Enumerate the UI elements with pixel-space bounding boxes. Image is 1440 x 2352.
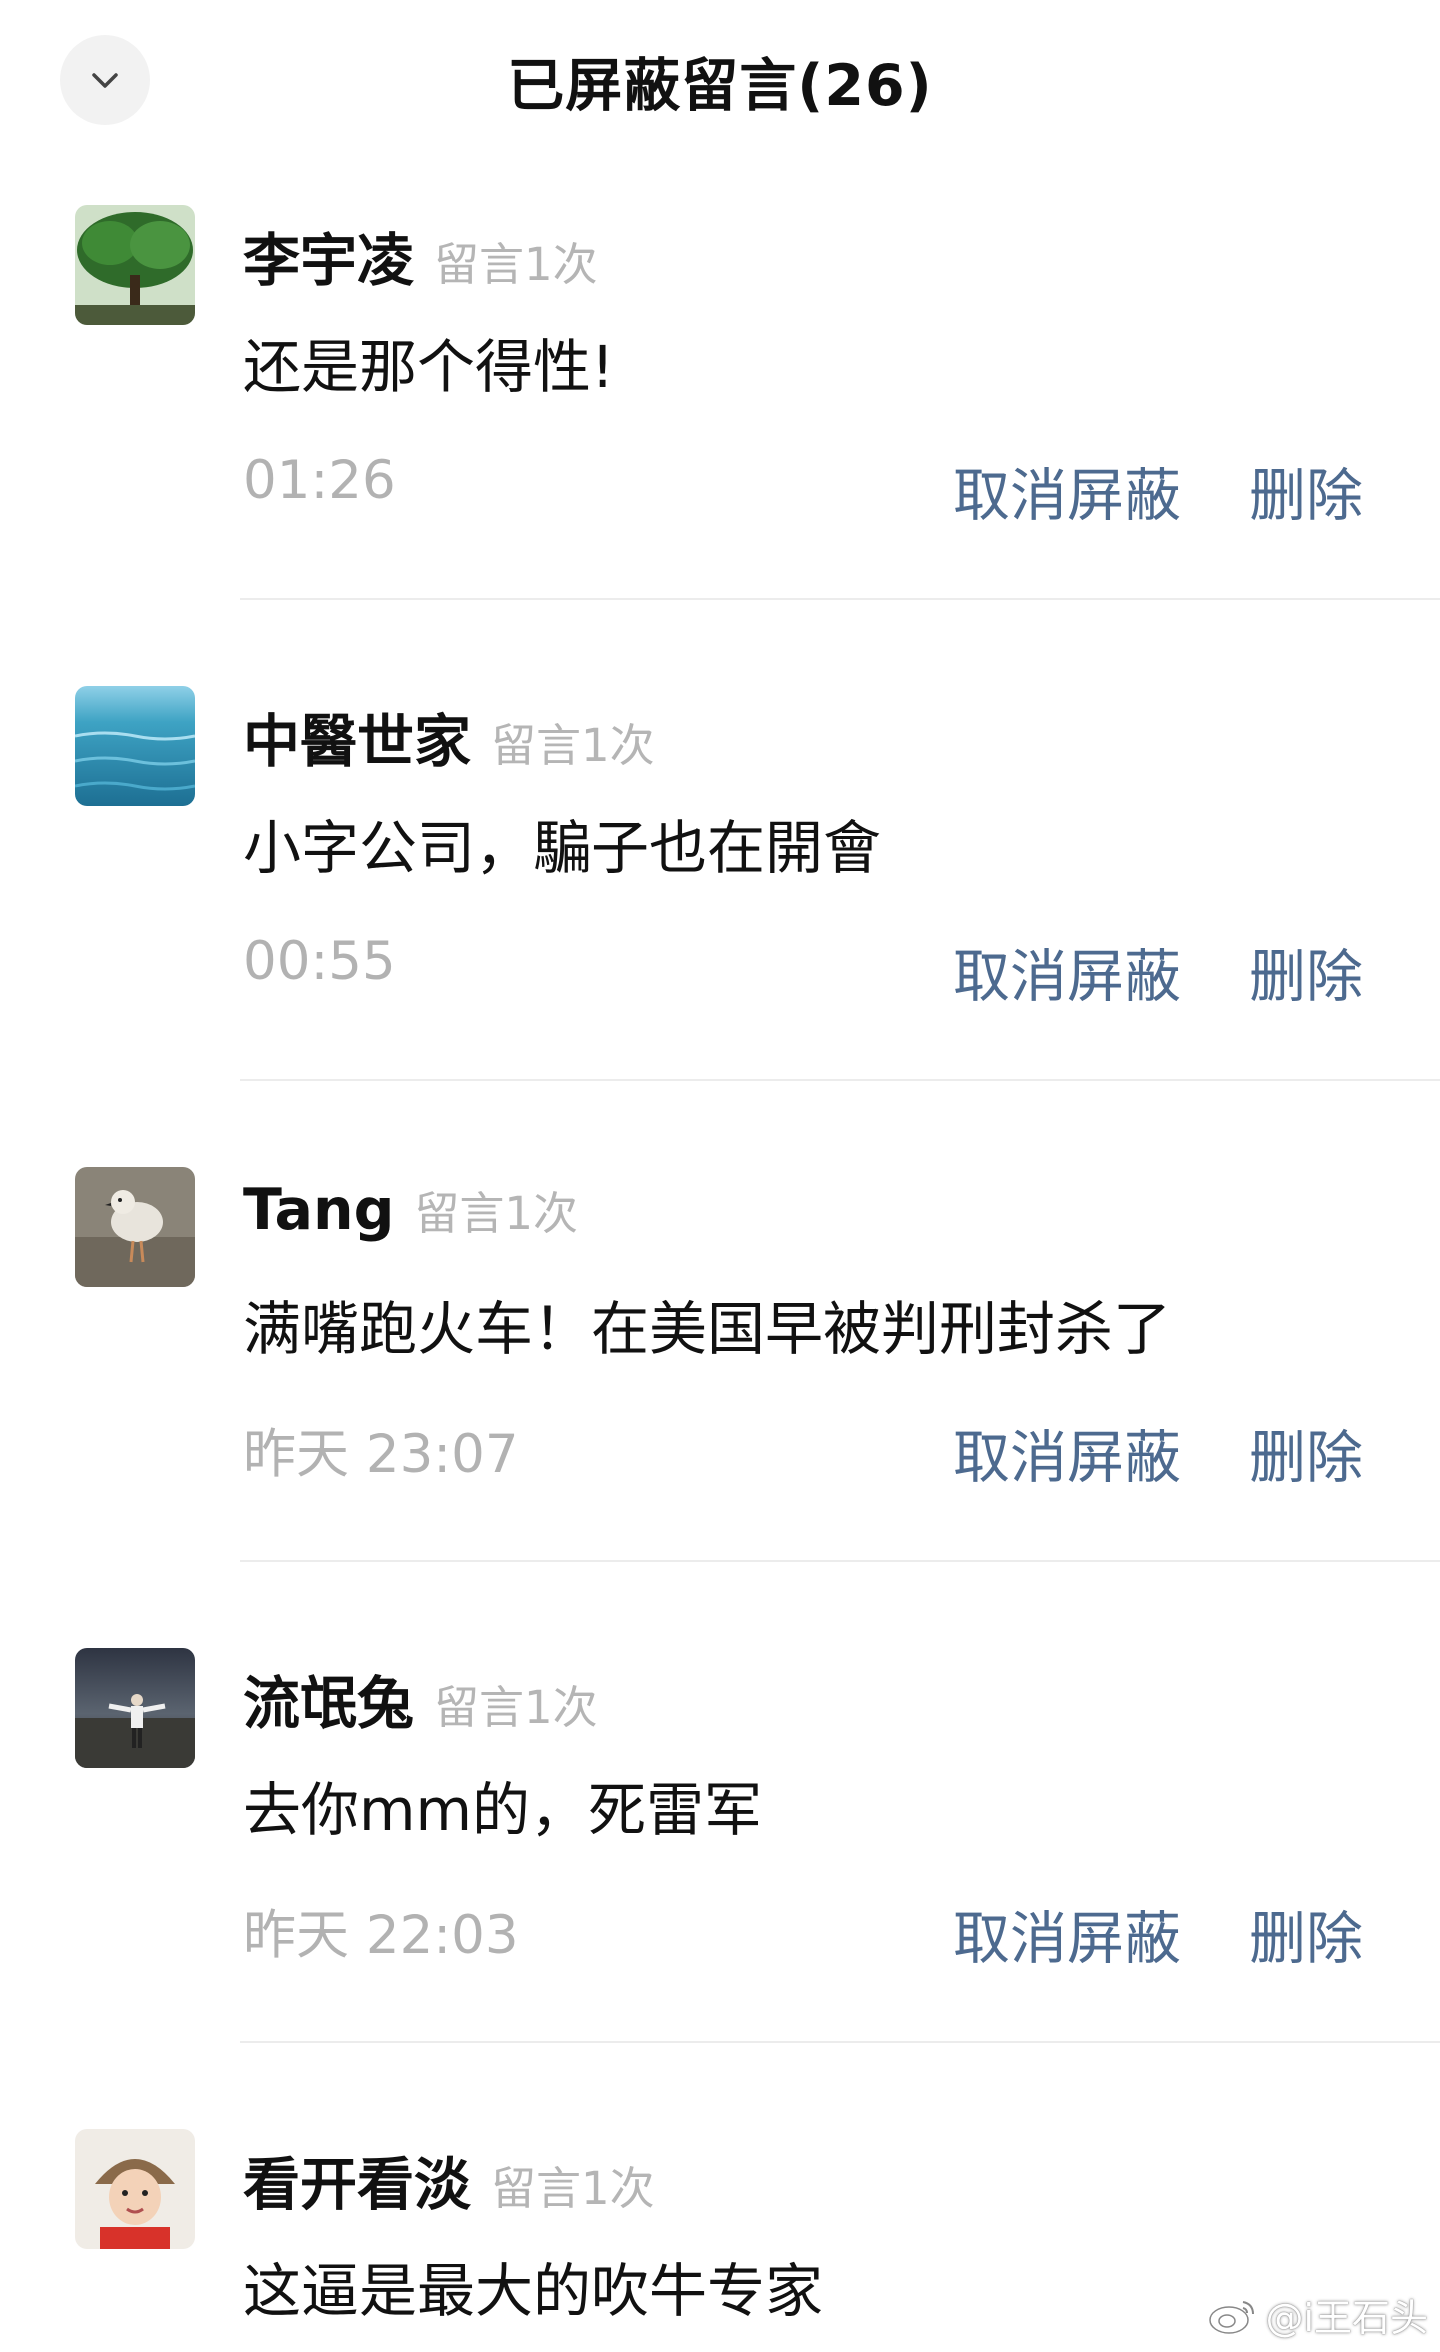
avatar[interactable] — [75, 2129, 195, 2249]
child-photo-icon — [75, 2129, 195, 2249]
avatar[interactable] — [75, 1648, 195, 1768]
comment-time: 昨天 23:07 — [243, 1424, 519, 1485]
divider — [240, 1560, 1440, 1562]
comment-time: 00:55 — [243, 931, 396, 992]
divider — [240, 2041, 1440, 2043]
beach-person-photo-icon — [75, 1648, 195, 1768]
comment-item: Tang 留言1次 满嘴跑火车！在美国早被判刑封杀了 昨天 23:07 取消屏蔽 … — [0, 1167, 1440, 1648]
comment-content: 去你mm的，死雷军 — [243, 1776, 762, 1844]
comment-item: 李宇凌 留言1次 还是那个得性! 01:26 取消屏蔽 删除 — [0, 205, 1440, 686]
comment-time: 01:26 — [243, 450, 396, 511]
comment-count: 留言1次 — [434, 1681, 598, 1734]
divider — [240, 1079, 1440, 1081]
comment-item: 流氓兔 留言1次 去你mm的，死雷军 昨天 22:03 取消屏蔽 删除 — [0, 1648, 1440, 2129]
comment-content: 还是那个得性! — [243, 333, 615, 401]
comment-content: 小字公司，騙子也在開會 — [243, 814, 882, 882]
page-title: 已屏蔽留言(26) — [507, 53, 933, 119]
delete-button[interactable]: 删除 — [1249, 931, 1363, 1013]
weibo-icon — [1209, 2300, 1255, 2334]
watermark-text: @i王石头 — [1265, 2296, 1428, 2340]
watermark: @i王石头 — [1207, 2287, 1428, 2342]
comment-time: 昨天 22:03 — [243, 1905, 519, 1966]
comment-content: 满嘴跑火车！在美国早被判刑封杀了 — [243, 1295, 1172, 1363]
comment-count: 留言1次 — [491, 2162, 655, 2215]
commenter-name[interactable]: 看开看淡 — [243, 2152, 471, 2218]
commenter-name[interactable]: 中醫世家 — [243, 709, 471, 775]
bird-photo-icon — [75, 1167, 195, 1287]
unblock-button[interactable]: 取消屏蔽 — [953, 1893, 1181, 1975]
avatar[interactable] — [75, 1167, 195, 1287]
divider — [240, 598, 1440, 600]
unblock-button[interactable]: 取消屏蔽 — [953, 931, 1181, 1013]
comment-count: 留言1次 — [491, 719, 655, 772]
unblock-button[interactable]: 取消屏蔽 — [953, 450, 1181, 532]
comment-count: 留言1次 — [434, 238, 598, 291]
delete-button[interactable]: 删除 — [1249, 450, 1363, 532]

━━━━━━━━━━━━━━━━━━━━

* [GIVEN EXERCISE]:
Copy every line of the records above word for word, leaving out the pictures.

* [OUTPUT OF THE EXERCISE]:
Enumerate the UI elements with pixel-space bounding boxes. Image is 1440 x 2352.
avatar[interactable] — [75, 2129, 195, 2249]
child-photo-icon — [75, 2129, 195, 2249]
avatar[interactable] — [75, 1648, 195, 1768]
comment-time: 昨天 23:07 — [243, 1424, 519, 1485]
divider — [240, 1560, 1440, 1562]
comment-time: 00:55 — [243, 931, 396, 992]
divider — [240, 2041, 1440, 2043]
beach-person-photo-icon — [75, 1648, 195, 1768]
comment-item: Tang 留言1次 满嘴跑火车！在美国早被判刑封杀了 昨天 23:07 取消屏蔽 … — [0, 1167, 1440, 1648]
comment-content: 去你mm的，死雷军 — [243, 1776, 762, 1844]
comment-item: 李宇凌 留言1次 还是那个得性! 01:26 取消屏蔽 删除 — [0, 205, 1440, 686]
comment-time: 01:26 — [243, 450, 396, 511]
comment-count: 留言1次 — [434, 1681, 598, 1734]
divider — [240, 1079, 1440, 1081]
comment-item: 流氓兔 留言1次 去你mm的，死雷军 昨天 22:03 取消屏蔽 删除 — [0, 1648, 1440, 2129]
comment-content: 还是那个得性! — [243, 333, 615, 401]
comment-content: 小字公司，騙子也在開會 — [243, 814, 882, 882]
page-title: 已屏蔽留言(26) — [507, 53, 933, 119]
delete-button[interactable]: 删除 — [1249, 931, 1363, 1013]
weibo-icon — [1209, 2300, 1255, 2334]
watermark-text: @i王石头 — [1265, 2296, 1428, 2340]
watermark: @i王石头 — [1207, 2287, 1428, 2342]
comment-time: 昨天 22:03 — [243, 1905, 519, 1966]
comment-content: 满嘴跑火车！在美国早被判刑封杀了 — [243, 1295, 1172, 1363]
comment-count: 留言1次 — [491, 2162, 655, 2215]
commenter-name[interactable]: 看开看淡 — [243, 2152, 471, 2218]
commenter-name[interactable]: 中醫世家 — [243, 709, 471, 775]
bird-photo-icon — [75, 1167, 195, 1287]
unblock-button[interactable]: 取消屏蔽 — [953, 1893, 1181, 1975]
avatar[interactable] — [75, 1167, 195, 1287]
divider — [240, 598, 1440, 600]
unblock-button[interactable]: 取消屏蔽 — [953, 931, 1181, 1013]
comment-count: 留言1次 — [491, 719, 655, 772]
unblock-button[interactable]: 取消屏蔽 — [953, 450, 1181, 532]
comment-count: 留言1次 — [434, 238, 598, 291]
delete-button[interactable]: 删除 — [1249, 450, 1363, 532]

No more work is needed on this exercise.